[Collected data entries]
_ _ _ _ _ _ _
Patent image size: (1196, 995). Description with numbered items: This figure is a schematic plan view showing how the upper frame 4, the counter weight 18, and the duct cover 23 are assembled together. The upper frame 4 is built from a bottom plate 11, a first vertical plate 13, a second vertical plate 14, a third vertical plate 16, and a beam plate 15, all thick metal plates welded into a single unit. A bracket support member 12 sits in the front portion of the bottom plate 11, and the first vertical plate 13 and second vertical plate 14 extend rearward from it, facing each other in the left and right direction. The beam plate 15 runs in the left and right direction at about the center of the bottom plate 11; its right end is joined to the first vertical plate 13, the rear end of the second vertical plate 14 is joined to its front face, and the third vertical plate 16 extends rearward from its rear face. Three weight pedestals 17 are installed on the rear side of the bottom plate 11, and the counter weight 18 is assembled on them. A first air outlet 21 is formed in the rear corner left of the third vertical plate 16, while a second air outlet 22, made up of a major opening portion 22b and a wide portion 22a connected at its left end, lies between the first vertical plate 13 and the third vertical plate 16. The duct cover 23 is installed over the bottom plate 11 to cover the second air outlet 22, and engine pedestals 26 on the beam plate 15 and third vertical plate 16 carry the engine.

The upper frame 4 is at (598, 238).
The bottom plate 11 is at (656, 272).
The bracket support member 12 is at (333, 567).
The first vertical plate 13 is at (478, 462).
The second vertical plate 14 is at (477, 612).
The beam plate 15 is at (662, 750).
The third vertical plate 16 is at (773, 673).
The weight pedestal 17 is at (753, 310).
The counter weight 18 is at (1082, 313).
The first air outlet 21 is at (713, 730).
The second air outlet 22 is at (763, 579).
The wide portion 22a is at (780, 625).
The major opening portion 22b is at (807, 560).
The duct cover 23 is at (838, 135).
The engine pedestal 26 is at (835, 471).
_ _ _ _ _ _ _
STATED GOAL: Convert all the records above into a two-column CSV with the header row description,locations. Give one row per record, with its text in the description column and its answer in the locations column, each as a single quoted field with line breaks replaced by spaces.

TASK OUTPUT:
description,locations
"Patent image size: (1196, 995). Description with numbered items: This figure is a schematic plan view showing how the upper frame 4, the counter weight 18, and the duct cover 23 are assembled together. The upper frame 4 is built from a bottom plate 11, a first vertical plate 13, a second vertical plate 14, a third vertical plate 16, and a beam plate 15, all thick metal plates welded into a single unit. A bracket support member 12 sits in the front portion of the bottom plate 11, and the first vertical plate 13 and second vertical plate 14 extend rearward from it, facing each other in the left and right direction. The beam plate 15 runs in the left and right direction at about the center of the bottom plate 11; its right end is joined to the first vertical plate 13, the rear end of the second vertical plate 14 is joined to its front face, and the third vertical plate 16 extends rearward from its rear face. Three weight pedestals 17 are installed on the rear side of the bottom plate 11, and the counter weight 18 is assembled on them. A first air outlet 21 is formed in the rear corner left of the third vertical plate 16, while a second air outlet 22, made up of a major opening portion 22b and a wide portion 22a connected at its left end, lies between the first vertical plate 13 and the third vertical plate 16. The duct cover 23 is installed over the bottom plate 11 to cover the second air outlet 22, and engine pedestals 26 on the beam plate 15 and third vertical plate 16 carry the engine.","The upper frame 4 is at (598, 238). The bottom plate 11 is at (656, 272). The bracket support member 12 is at (333, 567). The first vertical plate 13 is at (478, 462). The second vertical plate 14 is at (477, 612). The beam plate 15 is at (662, 750). The third vertical plate 16 is at (773, 673). The weight pedestal 17 is at (753, 310). The counter weight 18 is at (1082, 313). The first air outlet 21 is at (713, 730). The second air outlet 22 is at (763, 579). The wide portion 22a is at (780, 625). The major opening portion 22b is at (807, 560). The duct cover 23 is at (838, 135). The engine pedestal 26 is at (835, 471)."